** To do **
Search the records for "Guillermo" and copy each line that holds it.
**** Dataset rows
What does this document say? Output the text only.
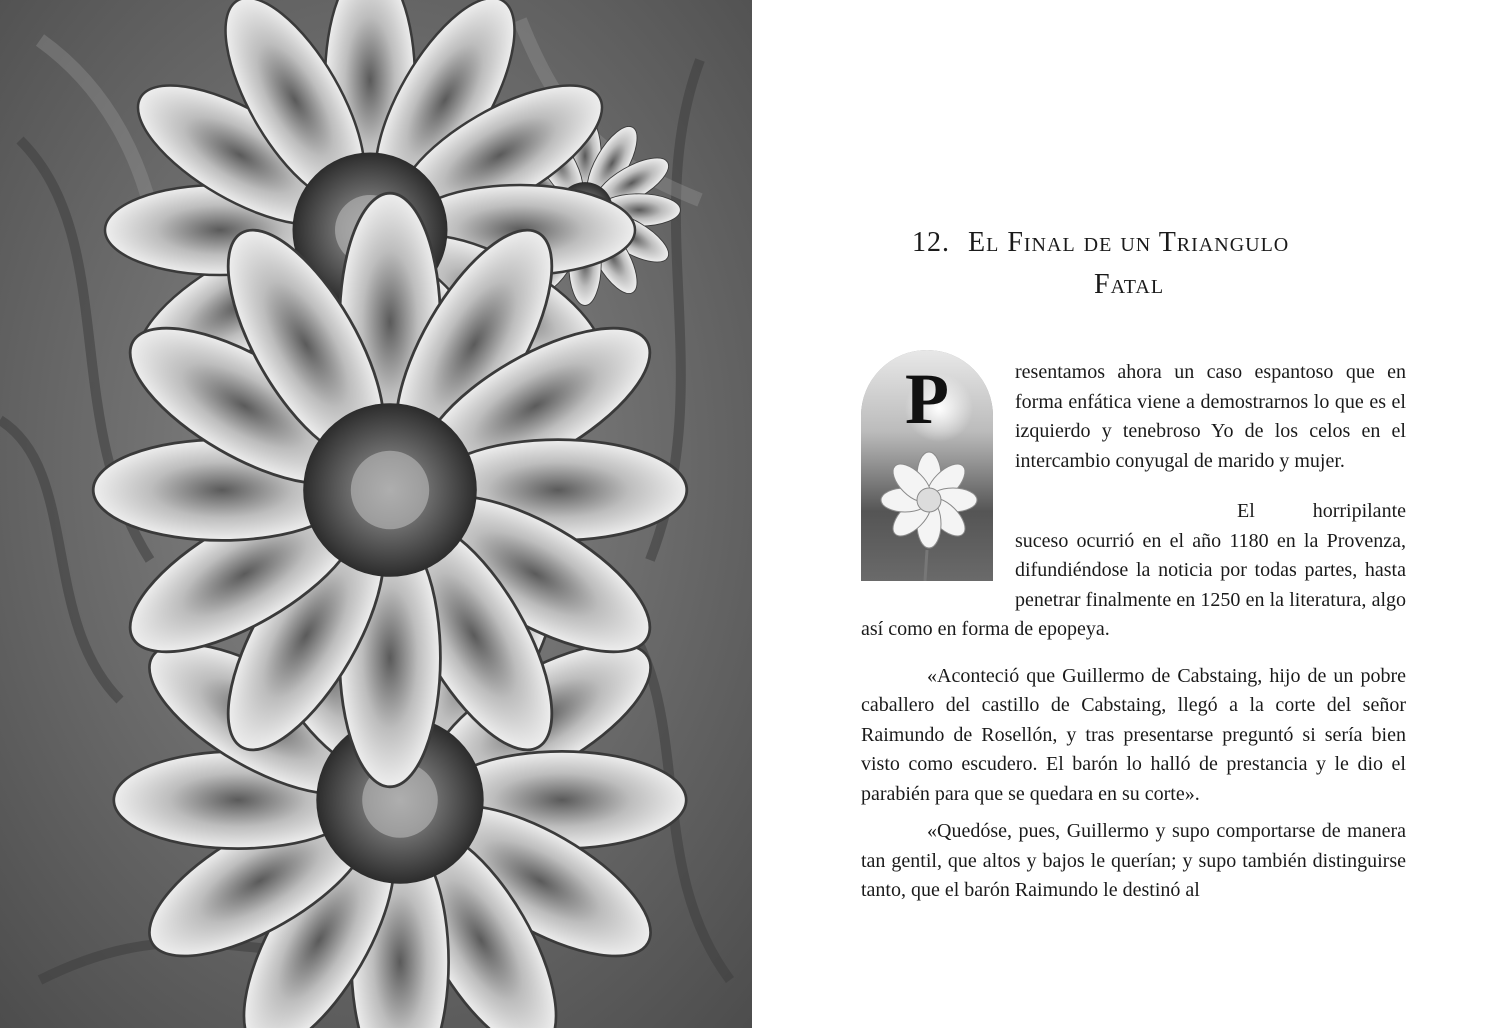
12. El Final de un Triangulo
Fatal
P	resentamos ahora un caso espantoso que en forma enfática viene a demostrarnos lo que es el izquierdo y tenebroso Yo de los celos en el intercambio conyugal de marido y mujer.

El horripilante suceso ocurrió en el año 1180 en la Provenza, difundiéndose la noticia por todas partes, hasta penetrar finalmente en 1250 en la literatura, algo así como en forma de epopeya.

«Aconteció que Guillermo de Cabstaing, hijo de un pobre caballero del castillo de Cabstaing, llegó a la corte del señor Raimundo de Rosellón, y tras presentarse preguntó si sería bien visto como escudero. El barón lo halló de prestancia y le dio el parabién para que se quedara en su corte».

«Quedóse, pues, Guillermo y supo comportarse de manera tan gentil, que altos y bajos le querían; y supo también distinguirse tanto, que el barón Raimundo le destinó al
********
** Finished answer **
«Aconteció que Guillermo de Cabstaing, hijo de un pobre caballero del castillo de Cabstaing, llegó a la corte del señor Raimundo de Rosellón, y tras presentarse preguntó si sería bien visto como escudero. El barón lo halló de prestancia y le dio el parabién para que se quedara en su corte».
«Quedóse, pues, Guillermo y supo comportarse de manera tan gentil, que altos y bajos le querían; y supo también distinguirse tanto, que el barón Raimundo le destinó al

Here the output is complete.